Request: Check each line of the listing for the string "участия", count the lines that have it, and answer with that number only.
____________
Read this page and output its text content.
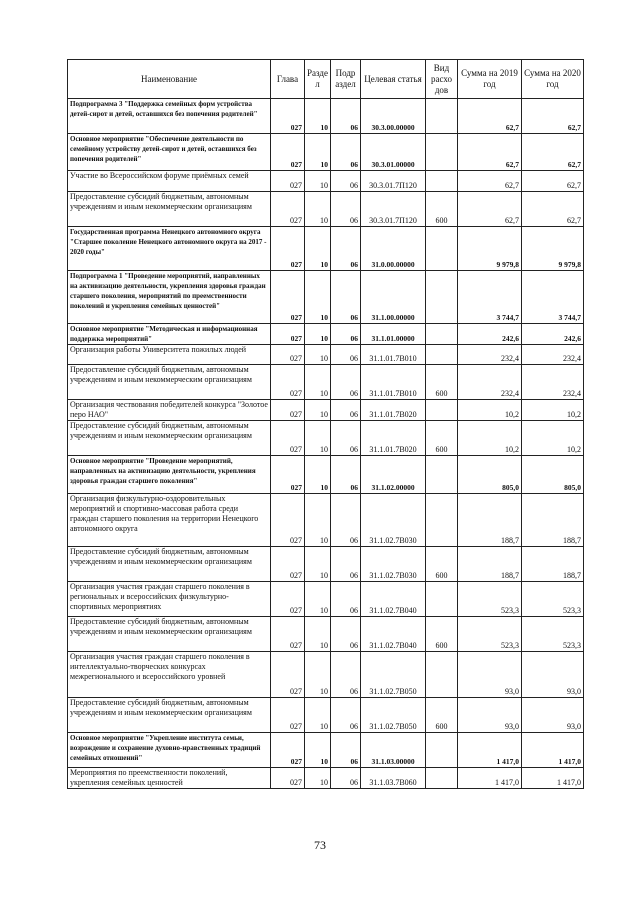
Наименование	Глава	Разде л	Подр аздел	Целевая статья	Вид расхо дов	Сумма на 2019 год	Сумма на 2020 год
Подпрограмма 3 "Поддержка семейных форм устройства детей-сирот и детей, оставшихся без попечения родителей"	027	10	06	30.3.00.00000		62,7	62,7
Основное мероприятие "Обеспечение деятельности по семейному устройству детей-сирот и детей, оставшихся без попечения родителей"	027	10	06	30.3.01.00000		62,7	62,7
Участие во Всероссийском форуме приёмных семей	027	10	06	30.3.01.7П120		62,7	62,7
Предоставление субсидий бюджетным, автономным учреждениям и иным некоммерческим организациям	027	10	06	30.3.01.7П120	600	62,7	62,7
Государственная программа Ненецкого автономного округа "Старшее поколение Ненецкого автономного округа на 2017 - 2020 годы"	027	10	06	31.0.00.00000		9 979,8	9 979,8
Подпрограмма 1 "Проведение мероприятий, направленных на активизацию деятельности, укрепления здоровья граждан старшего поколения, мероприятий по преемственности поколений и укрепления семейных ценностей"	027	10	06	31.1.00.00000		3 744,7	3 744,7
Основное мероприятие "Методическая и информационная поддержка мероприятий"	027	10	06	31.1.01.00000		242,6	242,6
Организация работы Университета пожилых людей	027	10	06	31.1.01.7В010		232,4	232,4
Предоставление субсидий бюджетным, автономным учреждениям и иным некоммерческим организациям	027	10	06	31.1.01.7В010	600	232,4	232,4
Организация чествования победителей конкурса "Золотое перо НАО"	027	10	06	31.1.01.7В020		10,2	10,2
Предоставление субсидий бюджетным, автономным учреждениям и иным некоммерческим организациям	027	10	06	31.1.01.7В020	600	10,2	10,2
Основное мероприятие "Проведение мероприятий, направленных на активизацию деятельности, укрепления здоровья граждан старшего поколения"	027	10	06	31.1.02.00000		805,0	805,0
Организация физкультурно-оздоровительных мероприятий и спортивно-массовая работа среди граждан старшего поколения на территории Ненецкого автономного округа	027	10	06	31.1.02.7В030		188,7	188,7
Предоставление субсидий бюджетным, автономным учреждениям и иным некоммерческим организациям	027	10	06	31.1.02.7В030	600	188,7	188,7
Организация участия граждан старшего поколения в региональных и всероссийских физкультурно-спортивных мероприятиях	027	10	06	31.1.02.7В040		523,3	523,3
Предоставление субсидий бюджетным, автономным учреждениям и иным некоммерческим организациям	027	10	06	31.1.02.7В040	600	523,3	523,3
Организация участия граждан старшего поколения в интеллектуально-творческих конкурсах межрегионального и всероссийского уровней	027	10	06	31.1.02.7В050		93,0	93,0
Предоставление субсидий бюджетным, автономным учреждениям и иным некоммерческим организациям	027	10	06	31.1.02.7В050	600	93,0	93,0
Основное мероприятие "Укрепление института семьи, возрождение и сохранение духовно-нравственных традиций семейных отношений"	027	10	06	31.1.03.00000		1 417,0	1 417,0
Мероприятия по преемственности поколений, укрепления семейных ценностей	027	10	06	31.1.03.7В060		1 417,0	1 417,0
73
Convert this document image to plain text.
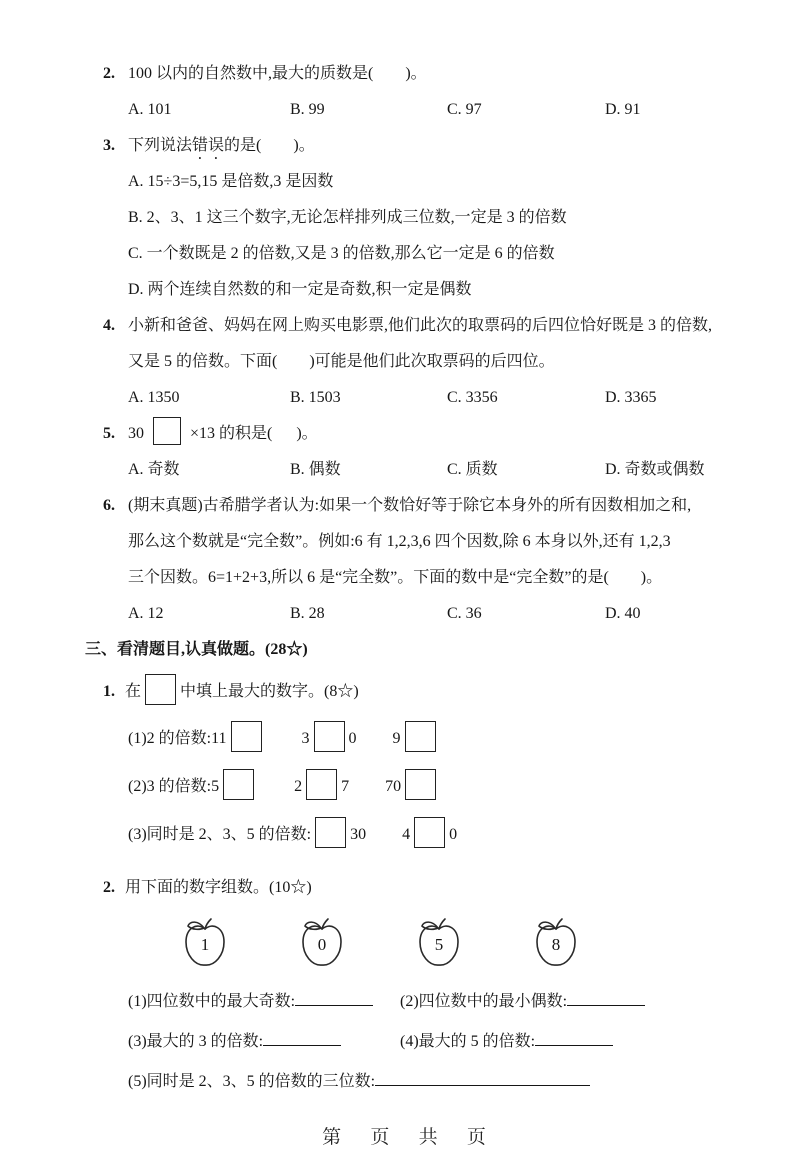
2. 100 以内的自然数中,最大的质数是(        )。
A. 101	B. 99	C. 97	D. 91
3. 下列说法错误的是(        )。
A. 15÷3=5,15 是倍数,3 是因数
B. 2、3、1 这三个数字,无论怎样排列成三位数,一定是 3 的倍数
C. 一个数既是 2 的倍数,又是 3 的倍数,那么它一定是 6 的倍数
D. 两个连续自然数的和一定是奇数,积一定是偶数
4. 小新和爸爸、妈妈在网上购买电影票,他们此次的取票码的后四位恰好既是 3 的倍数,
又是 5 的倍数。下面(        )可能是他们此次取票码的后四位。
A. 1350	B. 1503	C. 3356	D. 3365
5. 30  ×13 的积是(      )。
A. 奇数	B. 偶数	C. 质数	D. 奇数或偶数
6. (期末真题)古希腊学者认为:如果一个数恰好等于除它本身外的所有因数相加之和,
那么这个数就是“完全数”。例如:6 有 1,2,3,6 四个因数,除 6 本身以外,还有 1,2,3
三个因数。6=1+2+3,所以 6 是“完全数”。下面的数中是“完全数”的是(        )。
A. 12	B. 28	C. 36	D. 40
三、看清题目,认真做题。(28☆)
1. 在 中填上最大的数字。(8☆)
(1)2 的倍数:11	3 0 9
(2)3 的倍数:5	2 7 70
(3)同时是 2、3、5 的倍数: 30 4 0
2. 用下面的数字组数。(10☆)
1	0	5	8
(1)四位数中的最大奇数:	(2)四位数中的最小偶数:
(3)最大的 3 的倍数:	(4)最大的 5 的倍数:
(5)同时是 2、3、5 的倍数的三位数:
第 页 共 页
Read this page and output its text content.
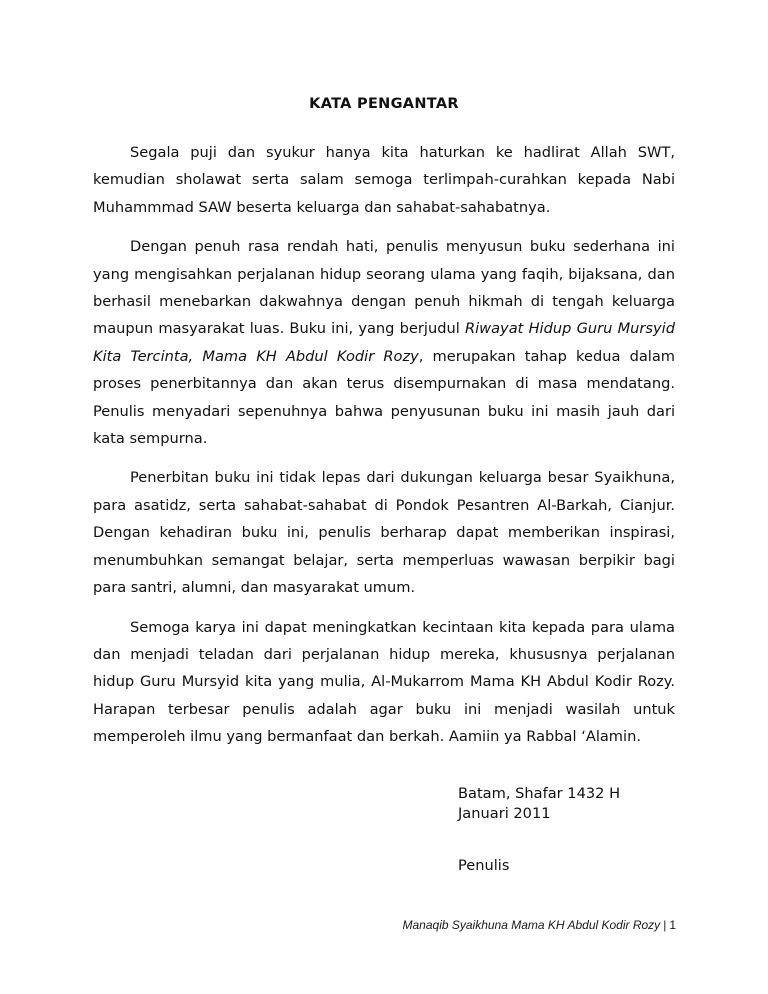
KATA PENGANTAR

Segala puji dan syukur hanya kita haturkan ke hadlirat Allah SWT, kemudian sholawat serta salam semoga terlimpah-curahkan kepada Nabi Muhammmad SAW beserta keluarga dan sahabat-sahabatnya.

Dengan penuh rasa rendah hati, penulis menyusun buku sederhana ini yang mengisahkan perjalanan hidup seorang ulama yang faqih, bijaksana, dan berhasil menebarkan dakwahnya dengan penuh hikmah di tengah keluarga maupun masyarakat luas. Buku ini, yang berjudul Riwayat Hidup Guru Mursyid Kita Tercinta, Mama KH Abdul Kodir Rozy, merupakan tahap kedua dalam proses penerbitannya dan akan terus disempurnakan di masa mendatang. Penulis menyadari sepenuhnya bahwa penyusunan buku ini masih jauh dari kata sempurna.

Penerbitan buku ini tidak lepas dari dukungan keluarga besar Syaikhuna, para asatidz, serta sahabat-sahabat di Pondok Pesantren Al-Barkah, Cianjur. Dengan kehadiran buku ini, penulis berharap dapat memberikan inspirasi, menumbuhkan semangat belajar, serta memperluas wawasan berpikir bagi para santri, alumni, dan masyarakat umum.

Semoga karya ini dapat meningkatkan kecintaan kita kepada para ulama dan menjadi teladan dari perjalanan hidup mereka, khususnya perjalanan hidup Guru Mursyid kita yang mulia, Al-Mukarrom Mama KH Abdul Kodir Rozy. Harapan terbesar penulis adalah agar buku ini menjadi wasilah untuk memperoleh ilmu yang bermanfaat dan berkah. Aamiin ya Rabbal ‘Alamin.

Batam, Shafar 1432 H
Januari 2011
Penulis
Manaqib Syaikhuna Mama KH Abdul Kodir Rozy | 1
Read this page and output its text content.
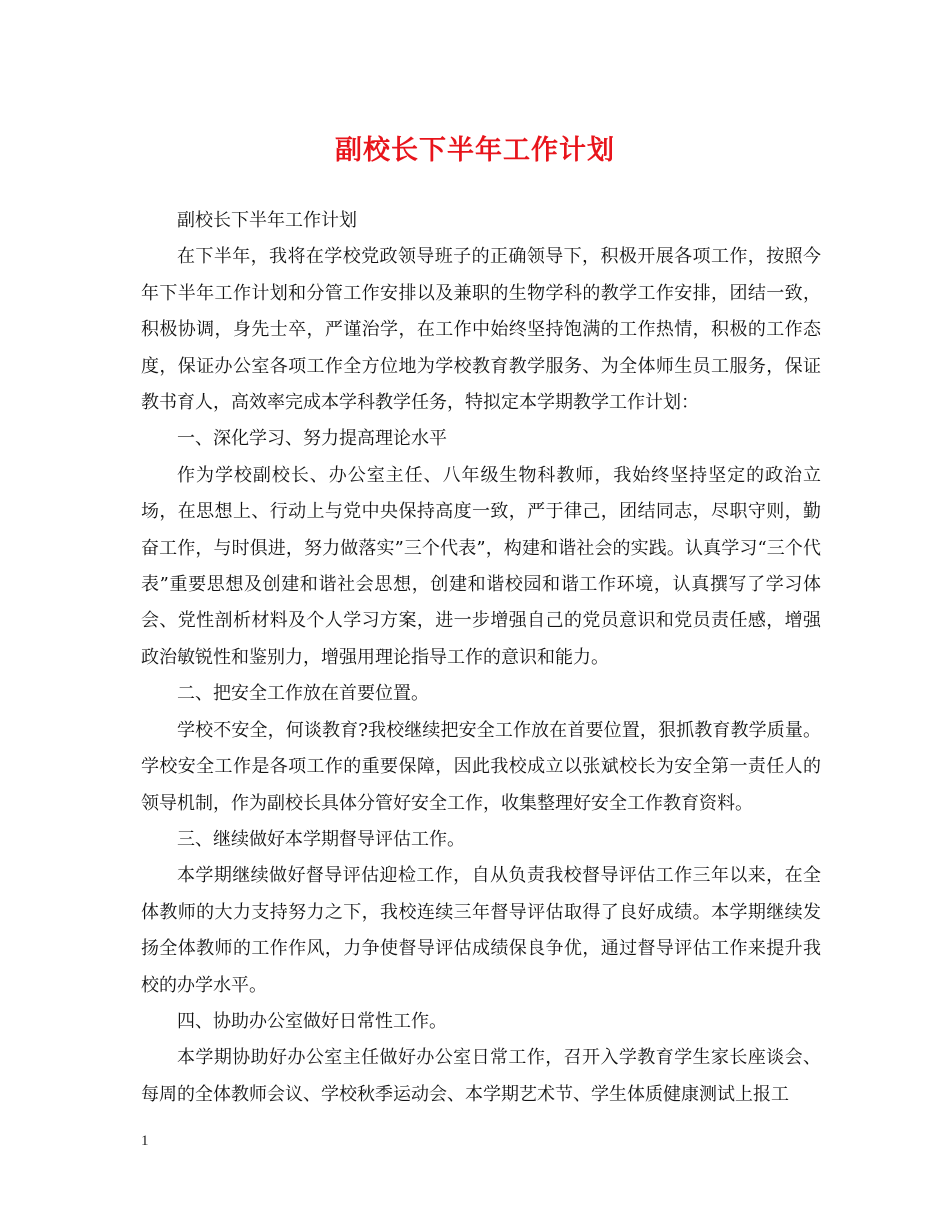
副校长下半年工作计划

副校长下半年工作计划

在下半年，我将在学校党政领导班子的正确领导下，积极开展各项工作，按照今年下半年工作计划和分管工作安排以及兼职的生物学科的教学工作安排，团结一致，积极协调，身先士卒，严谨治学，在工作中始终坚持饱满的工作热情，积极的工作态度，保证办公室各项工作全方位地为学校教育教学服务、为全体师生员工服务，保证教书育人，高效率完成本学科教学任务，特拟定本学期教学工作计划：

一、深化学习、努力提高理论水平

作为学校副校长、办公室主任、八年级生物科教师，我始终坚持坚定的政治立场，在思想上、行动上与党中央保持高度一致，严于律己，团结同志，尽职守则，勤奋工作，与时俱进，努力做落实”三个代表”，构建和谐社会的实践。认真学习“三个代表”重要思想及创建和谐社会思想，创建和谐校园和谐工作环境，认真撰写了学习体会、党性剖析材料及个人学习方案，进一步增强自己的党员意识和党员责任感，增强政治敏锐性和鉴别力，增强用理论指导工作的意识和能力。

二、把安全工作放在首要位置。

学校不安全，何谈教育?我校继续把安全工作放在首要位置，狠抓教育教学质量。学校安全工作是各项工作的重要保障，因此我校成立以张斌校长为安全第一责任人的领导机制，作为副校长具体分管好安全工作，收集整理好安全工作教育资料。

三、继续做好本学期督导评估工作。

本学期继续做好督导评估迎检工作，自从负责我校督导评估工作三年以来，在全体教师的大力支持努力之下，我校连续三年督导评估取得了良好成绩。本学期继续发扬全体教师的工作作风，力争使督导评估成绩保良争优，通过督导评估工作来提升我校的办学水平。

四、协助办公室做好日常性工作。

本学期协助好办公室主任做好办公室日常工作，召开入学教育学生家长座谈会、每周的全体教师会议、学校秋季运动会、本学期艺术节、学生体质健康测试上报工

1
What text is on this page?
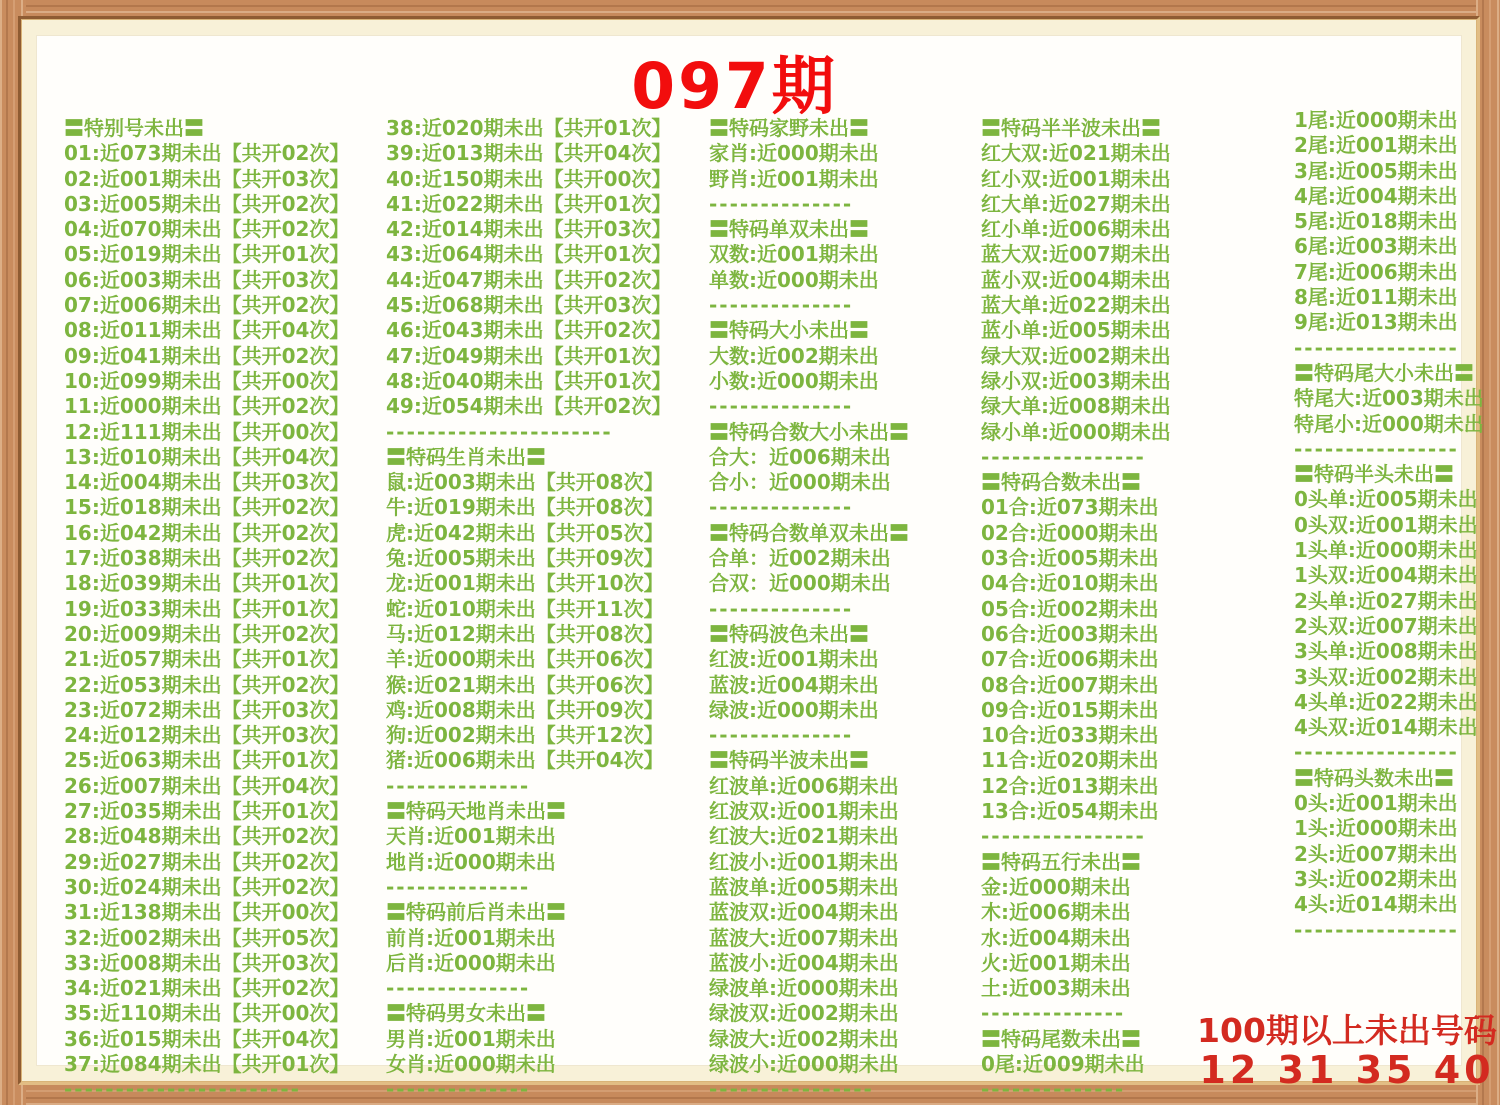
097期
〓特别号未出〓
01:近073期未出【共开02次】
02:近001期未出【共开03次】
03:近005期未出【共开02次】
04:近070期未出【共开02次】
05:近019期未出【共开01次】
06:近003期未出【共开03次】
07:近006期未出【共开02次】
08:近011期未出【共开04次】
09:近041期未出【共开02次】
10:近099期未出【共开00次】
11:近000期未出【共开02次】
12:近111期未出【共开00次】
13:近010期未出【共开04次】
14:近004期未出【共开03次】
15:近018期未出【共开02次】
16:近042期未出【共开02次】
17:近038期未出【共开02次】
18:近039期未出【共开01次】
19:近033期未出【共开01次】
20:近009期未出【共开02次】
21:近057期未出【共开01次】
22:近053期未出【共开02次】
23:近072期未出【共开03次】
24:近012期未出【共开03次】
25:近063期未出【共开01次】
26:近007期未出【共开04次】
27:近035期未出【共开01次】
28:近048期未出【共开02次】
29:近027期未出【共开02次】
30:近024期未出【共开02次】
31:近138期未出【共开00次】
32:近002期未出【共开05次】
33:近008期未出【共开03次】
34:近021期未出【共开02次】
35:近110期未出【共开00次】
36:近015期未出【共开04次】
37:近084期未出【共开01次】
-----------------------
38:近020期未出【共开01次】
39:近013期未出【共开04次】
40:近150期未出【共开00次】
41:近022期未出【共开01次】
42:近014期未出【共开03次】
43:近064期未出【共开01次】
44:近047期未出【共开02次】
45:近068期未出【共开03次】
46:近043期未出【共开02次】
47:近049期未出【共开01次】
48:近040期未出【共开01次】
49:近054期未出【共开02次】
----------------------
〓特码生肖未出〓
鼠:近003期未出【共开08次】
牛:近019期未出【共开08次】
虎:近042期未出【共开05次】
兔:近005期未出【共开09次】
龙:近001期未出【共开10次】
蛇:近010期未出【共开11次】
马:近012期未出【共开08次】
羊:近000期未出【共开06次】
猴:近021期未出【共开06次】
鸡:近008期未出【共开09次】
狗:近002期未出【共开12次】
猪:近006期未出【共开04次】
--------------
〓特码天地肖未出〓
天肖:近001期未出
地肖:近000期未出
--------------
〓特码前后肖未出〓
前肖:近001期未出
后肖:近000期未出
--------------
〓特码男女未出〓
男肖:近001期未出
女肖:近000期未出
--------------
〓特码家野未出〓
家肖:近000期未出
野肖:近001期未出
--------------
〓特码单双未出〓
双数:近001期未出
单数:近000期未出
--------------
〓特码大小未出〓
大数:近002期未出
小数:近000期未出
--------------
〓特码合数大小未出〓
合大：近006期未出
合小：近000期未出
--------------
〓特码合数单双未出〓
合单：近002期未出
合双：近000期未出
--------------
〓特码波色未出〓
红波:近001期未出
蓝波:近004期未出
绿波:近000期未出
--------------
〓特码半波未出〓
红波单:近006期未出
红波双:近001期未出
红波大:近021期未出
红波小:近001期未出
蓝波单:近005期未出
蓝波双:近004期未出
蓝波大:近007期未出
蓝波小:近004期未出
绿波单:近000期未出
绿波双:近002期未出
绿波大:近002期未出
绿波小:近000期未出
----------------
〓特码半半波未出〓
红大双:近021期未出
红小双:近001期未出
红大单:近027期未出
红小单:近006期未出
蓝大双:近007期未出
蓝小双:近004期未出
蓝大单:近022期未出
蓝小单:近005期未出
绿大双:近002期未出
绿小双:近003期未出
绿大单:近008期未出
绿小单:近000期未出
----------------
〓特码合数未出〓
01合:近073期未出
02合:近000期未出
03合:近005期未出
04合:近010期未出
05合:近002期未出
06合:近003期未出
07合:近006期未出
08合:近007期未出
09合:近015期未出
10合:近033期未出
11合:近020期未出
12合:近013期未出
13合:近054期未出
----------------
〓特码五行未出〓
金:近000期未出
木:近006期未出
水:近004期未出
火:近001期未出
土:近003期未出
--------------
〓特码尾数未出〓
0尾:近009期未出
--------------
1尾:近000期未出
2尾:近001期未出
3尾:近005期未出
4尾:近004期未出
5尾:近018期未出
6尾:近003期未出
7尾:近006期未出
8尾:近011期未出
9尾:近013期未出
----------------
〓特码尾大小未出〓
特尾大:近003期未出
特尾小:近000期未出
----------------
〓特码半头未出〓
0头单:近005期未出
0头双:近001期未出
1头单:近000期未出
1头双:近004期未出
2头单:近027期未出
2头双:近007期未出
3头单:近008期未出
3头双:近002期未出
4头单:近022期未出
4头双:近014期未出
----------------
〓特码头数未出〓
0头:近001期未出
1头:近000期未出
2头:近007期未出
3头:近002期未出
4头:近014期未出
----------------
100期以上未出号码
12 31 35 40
____________
Output for this task: 2